▶ **What is being asked**: Quote the whole listing word for word. Do not include the pictures.

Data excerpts
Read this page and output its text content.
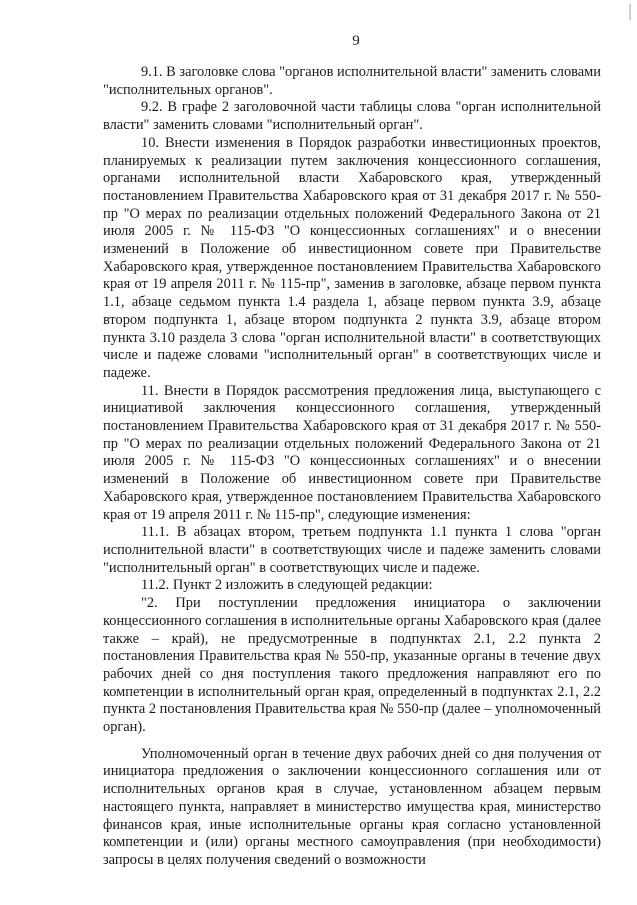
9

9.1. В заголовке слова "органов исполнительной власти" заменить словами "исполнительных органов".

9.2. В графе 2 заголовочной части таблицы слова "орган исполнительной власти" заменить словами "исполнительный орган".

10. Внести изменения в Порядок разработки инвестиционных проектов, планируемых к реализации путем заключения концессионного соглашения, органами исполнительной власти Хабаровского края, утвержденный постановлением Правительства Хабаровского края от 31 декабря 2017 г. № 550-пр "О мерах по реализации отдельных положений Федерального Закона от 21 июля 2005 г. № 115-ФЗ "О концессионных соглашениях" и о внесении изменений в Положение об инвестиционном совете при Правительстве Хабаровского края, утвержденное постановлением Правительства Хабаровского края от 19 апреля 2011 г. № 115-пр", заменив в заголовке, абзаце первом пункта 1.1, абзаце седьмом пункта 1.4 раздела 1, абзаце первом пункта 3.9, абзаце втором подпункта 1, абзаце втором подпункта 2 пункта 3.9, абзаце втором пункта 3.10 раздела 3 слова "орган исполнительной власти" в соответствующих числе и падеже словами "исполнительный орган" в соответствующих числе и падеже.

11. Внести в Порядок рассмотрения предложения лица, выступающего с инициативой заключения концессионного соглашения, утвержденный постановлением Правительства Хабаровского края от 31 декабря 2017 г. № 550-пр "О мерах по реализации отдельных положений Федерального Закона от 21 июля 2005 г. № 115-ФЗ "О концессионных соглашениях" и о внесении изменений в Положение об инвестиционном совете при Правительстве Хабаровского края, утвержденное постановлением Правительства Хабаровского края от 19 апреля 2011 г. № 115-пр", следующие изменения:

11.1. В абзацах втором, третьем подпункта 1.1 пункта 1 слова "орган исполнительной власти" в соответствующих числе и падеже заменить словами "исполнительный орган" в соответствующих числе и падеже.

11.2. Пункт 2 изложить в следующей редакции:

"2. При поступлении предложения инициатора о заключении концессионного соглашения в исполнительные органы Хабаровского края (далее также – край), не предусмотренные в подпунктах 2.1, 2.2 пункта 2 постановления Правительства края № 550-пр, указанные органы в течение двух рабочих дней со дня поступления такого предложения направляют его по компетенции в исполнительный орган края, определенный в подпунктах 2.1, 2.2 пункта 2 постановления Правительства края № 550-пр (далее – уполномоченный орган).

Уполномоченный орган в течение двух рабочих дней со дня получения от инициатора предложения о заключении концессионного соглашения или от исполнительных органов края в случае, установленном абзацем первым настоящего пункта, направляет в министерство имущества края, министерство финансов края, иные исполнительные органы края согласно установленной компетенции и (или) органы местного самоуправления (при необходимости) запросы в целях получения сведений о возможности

▶ **Exercise response**:
Read this page and output its text content.
9

9.1. В заголовке слова "органов исполнительной власти" заменить словами "исполнительных органов".

9.2. В графе 2 заголовочной части таблицы слова "орган исполнительной власти" заменить словами "исполнительный орган".

10. Внести изменения в Порядок разработки инвестиционных проектов, планируемых к реализации путем заключения концессионного соглашения, органами исполнительной власти Хабаровского края, утвержденный постановлением Правительства Хабаровского края от 31 декабря 2017 г. № 550-пр "О мерах по реализации отдельных положений Федерального Закона от 21 июля 2005 г. № 115-ФЗ "О концессионных соглашениях" и о внесении изменений в Положение об инвестиционном совете при Правительстве Хабаровского края, утвержденное постановлением Правительства Хабаровского края от 19 апреля 2011 г. № 115-пр", заменив в заголовке, абзаце первом пункта 1.1, абзаце седьмом пункта 1.4 раздела 1, абзаце первом пункта 3.9, абзаце втором подпункта 1, абзаце втором подпункта 2 пункта 3.9, абзаце втором пункта 3.10 раздела 3 слова "орган исполнительной власти" в соответствующих числе и падеже словами "исполнительный орган" в соответствующих числе и падеже.

11. Внести в Порядок рассмотрения предложения лица, выступающего с инициативой заключения концессионного соглашения, утвержденный постановлением Правительства Хабаровского края от 31 декабря 2017 г. № 550-пр "О мерах по реализации отдельных положений Федерального Закона от 21 июля 2005 г. № 115-ФЗ "О концессионных соглашениях" и о внесении изменений в Положение об инвестиционном совете при Правительстве Хабаровского края, утвержденное постановлением Правительства Хабаровского края от 19 апреля 2011 г. № 115-пр", следующие изменения:

11.1. В абзацах втором, третьем подпункта 1.1 пункта 1 слова "орган исполнительной власти" в соответствующих числе и падеже заменить словами "исполнительный орган" в соответствующих числе и падеже.

11.2. Пункт 2 изложить в следующей редакции:

"2. При поступлении предложения инициатора о заключении концессионного соглашения в исполнительные органы Хабаровского края (далее также – край), не предусмотренные в подпунктах 2.1, 2.2 пункта 2 постановления Правительства края № 550-пр, указанные органы в течение двух рабочих дней со дня поступления такого предложения направляют его по компетенции в исполнительный орган края, определенный в подпунктах 2.1, 2.2 пункта 2 постановления Правительства края № 550-пр (далее – уполномоченный орган).

Уполномоченный орган в течение двух рабочих дней со дня получения от инициатора предложения о заключении концессионного соглашения или от исполнительных органов края в случае, установленном абзацем первым настоящего пункта, направляет в министерство имущества края, министерство финансов края, иные исполнительные органы края согласно установленной компетенции и (или) органы местного самоуправления (при необходимости) запросы в целях получения сведений о возможности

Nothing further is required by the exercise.